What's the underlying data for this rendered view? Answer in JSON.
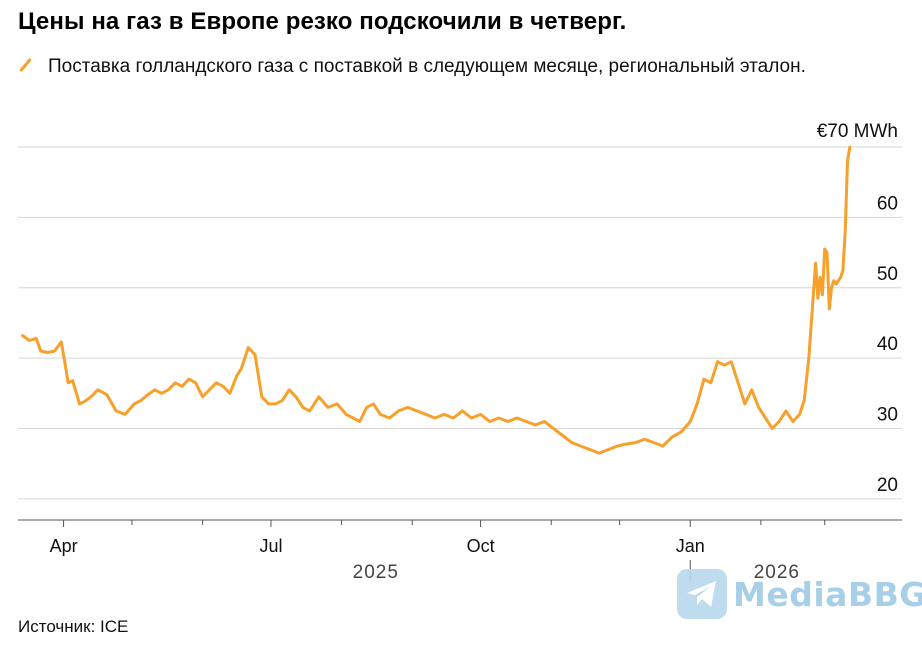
{
  "title": "Цены на газ в Европе резко подскочили в четверг.",
  "legend_label": "Поставка голландского газа с поставкой в следующем месяце, региональный эталон.",
  "source": "Источник: ICE",
  "watermark": "MediaBBG",
  "colors": {
    "series": "#f7a02c",
    "grid": "#d6d6d6",
    "axis": "#555555",
    "watermark": "#a8cfe8"
  },
  "chart_data": {
    "type": "line",
    "title": "Цены на газ в Европе резко подскочили в четверг.",
    "ylabel": "",
    "y_unit_label": "€70 MWh",
    "ylim": [
      17,
      70
    ],
    "y_ticks": [
      20,
      30,
      40,
      50,
      60,
      70
    ],
    "y_tick_labels": [
      "20",
      "30",
      "40",
      "50",
      "60",
      "€70 MWh"
    ],
    "xlim": [
      "2025-03-12",
      "2026-03-20"
    ],
    "x_ticks": [
      {
        "date": "2025-04-01",
        "label": "Apr"
      },
      {
        "date": "2025-07-01",
        "label": "Jul"
      },
      {
        "date": "2025-10-01",
        "label": "Oct"
      },
      {
        "date": "2026-01-01",
        "label": "Jan"
      }
    ],
    "x_minor_ticks": [
      "2025-05-01",
      "2025-06-01",
      "2025-08-01",
      "2025-09-01",
      "2025-11-01",
      "2025-12-01",
      "2026-02-01",
      "2026-03-01"
    ],
    "year_labels": [
      {
        "date": "2025-08-16",
        "label": "2025"
      },
      {
        "date": "2026-02-08",
        "label": "2026"
      }
    ],
    "year_divider": "2026-01-01",
    "grid": true,
    "legend": "top-left",
    "series": [
      {
        "name": "Поставка голландского газа с поставкой в следующем месяце, региональный эталон.",
        "x": [
          "2025-03-14",
          "2025-03-17",
          "2025-03-20",
          "2025-03-22",
          "2025-03-25",
          "2025-03-28",
          "2025-03-31",
          "2025-04-02",
          "2025-04-03",
          "2025-04-05",
          "2025-04-08",
          "2025-04-10",
          "2025-04-13",
          "2025-04-16",
          "2025-04-20",
          "2025-04-24",
          "2025-04-28",
          "2025-05-02",
          "2025-05-05",
          "2025-05-08",
          "2025-05-11",
          "2025-05-14",
          "2025-05-17",
          "2025-05-20",
          "2025-05-23",
          "2025-05-26",
          "2025-05-29",
          "2025-06-01",
          "2025-06-04",
          "2025-06-07",
          "2025-06-10",
          "2025-06-13",
          "2025-06-16",
          "2025-06-18",
          "2025-06-21",
          "2025-06-24",
          "2025-06-27",
          "2025-06-30",
          "2025-07-03",
          "2025-07-06",
          "2025-07-09",
          "2025-07-12",
          "2025-07-15",
          "2025-07-18",
          "2025-07-22",
          "2025-07-26",
          "2025-07-30",
          "2025-08-03",
          "2025-08-06",
          "2025-08-09",
          "2025-08-12",
          "2025-08-15",
          "2025-08-18",
          "2025-08-22",
          "2025-08-26",
          "2025-08-30",
          "2025-09-03",
          "2025-09-07",
          "2025-09-11",
          "2025-09-15",
          "2025-09-19",
          "2025-09-23",
          "2025-09-27",
          "2025-10-01",
          "2025-10-05",
          "2025-10-09",
          "2025-10-13",
          "2025-10-17",
          "2025-10-21",
          "2025-10-25",
          "2025-10-29",
          "2025-11-02",
          "2025-11-06",
          "2025-11-10",
          "2025-11-14",
          "2025-11-18",
          "2025-11-22",
          "2025-11-26",
          "2025-11-30",
          "2025-12-04",
          "2025-12-08",
          "2025-12-12",
          "2025-12-16",
          "2025-12-20",
          "2025-12-24",
          "2025-12-28",
          "2026-01-01",
          "2026-01-04",
          "2026-01-07",
          "2026-01-10",
          "2026-01-13",
          "2026-01-16",
          "2026-01-19",
          "2026-01-22",
          "2026-01-25",
          "2026-01-28",
          "2026-01-31",
          "2026-02-03",
          "2026-02-06",
          "2026-02-09",
          "2026-02-12",
          "2026-02-15",
          "2026-02-18",
          "2026-02-20",
          "2026-02-22",
          "2026-02-24",
          "2026-02-25",
          "2026-02-26",
          "2026-02-27",
          "2026-02-28",
          "2026-03-01",
          "2026-03-02",
          "2026-03-03",
          "2026-03-04",
          "2026-03-05",
          "2026-03-06",
          "2026-03-07",
          "2026-03-08",
          "2026-03-09",
          "2026-03-10",
          "2026-03-11",
          "2026-03-12"
        ],
        "y": [
          43.2,
          42.5,
          42.8,
          41.0,
          40.8,
          41.0,
          42.3,
          38.5,
          36.5,
          36.8,
          33.5,
          33.8,
          34.5,
          35.5,
          34.8,
          32.5,
          32.0,
          33.5,
          34.0,
          34.8,
          35.5,
          35.0,
          35.5,
          36.5,
          36.0,
          37.0,
          36.5,
          34.5,
          35.5,
          36.5,
          36.0,
          35.0,
          37.5,
          38.5,
          41.5,
          40.5,
          34.5,
          33.5,
          33.5,
          34.0,
          35.5,
          34.5,
          33.0,
          32.5,
          34.5,
          33.0,
          33.5,
          32.0,
          31.5,
          31.0,
          33.0,
          33.5,
          32.0,
          31.5,
          32.5,
          33.0,
          32.5,
          32.0,
          31.5,
          32.0,
          31.5,
          32.5,
          31.5,
          32.0,
          31.0,
          31.5,
          31.0,
          31.5,
          31.0,
          30.5,
          31.0,
          30.0,
          29.0,
          28.0,
          27.5,
          27.0,
          26.5,
          27.0,
          27.5,
          27.8,
          28.0,
          28.5,
          28.0,
          27.5,
          28.8,
          29.5,
          31.0,
          33.5,
          37.0,
          36.5,
          39.5,
          39.0,
          39.5,
          36.5,
          33.5,
          35.5,
          33.0,
          31.5,
          30.0,
          31.0,
          32.5,
          31.0,
          32.0,
          34.0,
          40.0,
          49.0,
          53.5,
          48.5,
          51.5,
          49.0,
          55.5,
          55.0,
          47.0,
          50.0,
          51.0,
          50.5,
          51.0,
          51.5,
          52.5,
          58.0,
          68.0,
          70.0
        ]
      }
    ]
  }
}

■ What is required
Give back all entries exactly. No pictures belong in the copy.

■ Result for this exercise
What's the underlying data for this rendered view? Answer in JSON.
{
  "title": "Цены на газ в Европе резко подскочили в четверг.",
  "legend_label": "Поставка голландского газа с поставкой в следующем месяце, региональный эталон.",
  "source": "Источник: ICE",
  "watermark": "MediaBBG",
  "colors": {
    "series": "#f7a02c",
    "grid": "#d6d6d6",
    "axis": "#555555",
    "watermark": "#a8cfe8"
  },
  "chart_data": {
    "type": "line",
    "title": "Цены на газ в Европе резко подскочили в четверг.",
    "ylabel": "",
    "y_unit_label": "€70 MWh",
    "ylim": [
      17,
      70
    ],
    "y_ticks": [
      20,
      30,
      40,
      50,
      60,
      70
    ],
    "y_tick_labels": [
      "20",
      "30",
      "40",
      "50",
      "60",
      "€70 MWh"
    ],
    "xlim": [
      "2025-03-12",
      "2026-03-20"
    ],
    "x_ticks": [
      {
        "date": "2025-04-01",
        "label": "Apr"
      },
      {
        "date": "2025-07-01",
        "label": "Jul"
      },
      {
        "date": "2025-10-01",
        "label": "Oct"
      },
      {
        "date": "2026-01-01",
        "label": "Jan"
      }
    ],
    "x_minor_ticks": [
      "2025-05-01",
      "2025-06-01",
      "2025-08-01",
      "2025-09-01",
      "2025-11-01",
      "2025-12-01",
      "2026-02-01",
      "2026-03-01"
    ],
    "year_labels": [
      {
        "date": "2025-08-16",
        "label": "2025"
      },
      {
        "date": "2026-02-08",
        "label": "2026"
      }
    ],
    "year_divider": "2026-01-01",
    "grid": true,
    "legend": "top-left",
    "series": [
      {
        "name": "Поставка голландского газа с поставкой в следующем месяце, региональный эталон.",
        "x": [
          "2025-03-14",
          "2025-03-17",
          "2025-03-20",
          "2025-03-22",
          "2025-03-25",
          "2025-03-28",
          "2025-03-31",
          "2025-04-02",
          "2025-04-03",
          "2025-04-05",
          "2025-04-08",
          "2025-04-10",
          "2025-04-13",
          "2025-04-16",
          "2025-04-20",
          "2025-04-24",
          "2025-04-28",
          "2025-05-02",
          "2025-05-05",
          "2025-05-08",
          "2025-05-11",
          "2025-05-14",
          "2025-05-17",
          "2025-05-20",
          "2025-05-23",
          "2025-05-26",
          "2025-05-29",
          "2025-06-01",
          "2025-06-04",
          "2025-06-07",
          "2025-06-10",
          "2025-06-13",
          "2025-06-16",
          "2025-06-18",
          "2025-06-21",
          "2025-06-24",
          "2025-06-27",
          "2025-06-30",
          "2025-07-03",
          "2025-07-06",
          "2025-07-09",
          "2025-07-12",
          "2025-07-15",
          "2025-07-18",
          "2025-07-22",
          "2025-07-26",
          "2025-07-30",
          "2025-08-03",
          "2025-08-06",
          "2025-08-09",
          "2025-08-12",
          "2025-08-15",
          "2025-08-18",
          "2025-08-22",
          "2025-08-26",
          "2025-08-30",
          "2025-09-03",
          "2025-09-07",
          "2025-09-11",
          "2025-09-15",
          "2025-09-19",
          "2025-09-23",
          "2025-09-27",
          "2025-10-01",
          "2025-10-05",
          "2025-10-09",
          "2025-10-13",
          "2025-10-17",
          "2025-10-21",
          "2025-10-25",
          "2025-10-29",
          "2025-11-02",
          "2025-11-06",
          "2025-11-10",
          "2025-11-14",
          "2025-11-18",
          "2025-11-22",
          "2025-11-26",
          "2025-11-30",
          "2025-12-04",
          "2025-12-08",
          "2025-12-12",
          "2025-12-16",
          "2025-12-20",
          "2025-12-24",
          "2025-12-28",
          "2026-01-01",
          "2026-01-04",
          "2026-01-07",
          "2026-01-10",
          "2026-01-13",
          "2026-01-16",
          "2026-01-19",
          "2026-01-22",
          "2026-01-25",
          "2026-01-28",
          "2026-01-31",
          "2026-02-03",
          "2026-02-06",
          "2026-02-09",
          "2026-02-12",
          "2026-02-15",
          "2026-02-18",
          "2026-02-20",
          "2026-02-22",
          "2026-02-24",
          "2026-02-25",
          "2026-02-26",
          "2026-02-27",
          "2026-02-28",
          "2026-03-01",
          "2026-03-02",
          "2026-03-03",
          "2026-03-04",
          "2026-03-05",
          "2026-03-06",
          "2026-03-07",
          "2026-03-08",
          "2026-03-09",
          "2026-03-10",
          "2026-03-11",
          "2026-03-12"
        ],
        "y": [
          43.2,
          42.5,
          42.8,
          41.0,
          40.8,
          41.0,
          42.3,
          38.5,
          36.5,
          36.8,
          33.5,
          33.8,
          34.5,
          35.5,
          34.8,
          32.5,
          32.0,
          33.5,
          34.0,
          34.8,
          35.5,
          35.0,
          35.5,
          36.5,
          36.0,
          37.0,
          36.5,
          34.5,
          35.5,
          36.5,
          36.0,
          35.0,
          37.5,
          38.5,
          41.5,
          40.5,
          34.5,
          33.5,
          33.5,
          34.0,
          35.5,
          34.5,
          33.0,
          32.5,
          34.5,
          33.0,
          33.5,
          32.0,
          31.5,
          31.0,
          33.0,
          33.5,
          32.0,
          31.5,
          32.5,
          33.0,
          32.5,
          32.0,
          31.5,
          32.0,
          31.5,
          32.5,
          31.5,
          32.0,
          31.0,
          31.5,
          31.0,
          31.5,
          31.0,
          30.5,
          31.0,
          30.0,
          29.0,
          28.0,
          27.5,
          27.0,
          26.5,
          27.0,
          27.5,
          27.8,
          28.0,
          28.5,
          28.0,
          27.5,
          28.8,
          29.5,
          31.0,
          33.5,
          37.0,
          36.5,
          39.5,
          39.0,
          39.5,
          36.5,
          33.5,
          35.5,
          33.0,
          31.5,
          30.0,
          31.0,
          32.5,
          31.0,
          32.0,
          34.0,
          40.0,
          49.0,
          53.5,
          48.5,
          51.5,
          49.0,
          55.5,
          55.0,
          47.0,
          50.0,
          51.0,
          50.5,
          51.0,
          51.5,
          52.5,
          58.0,
          68.0,
          70.0
        ]
      }
    ]
  }
}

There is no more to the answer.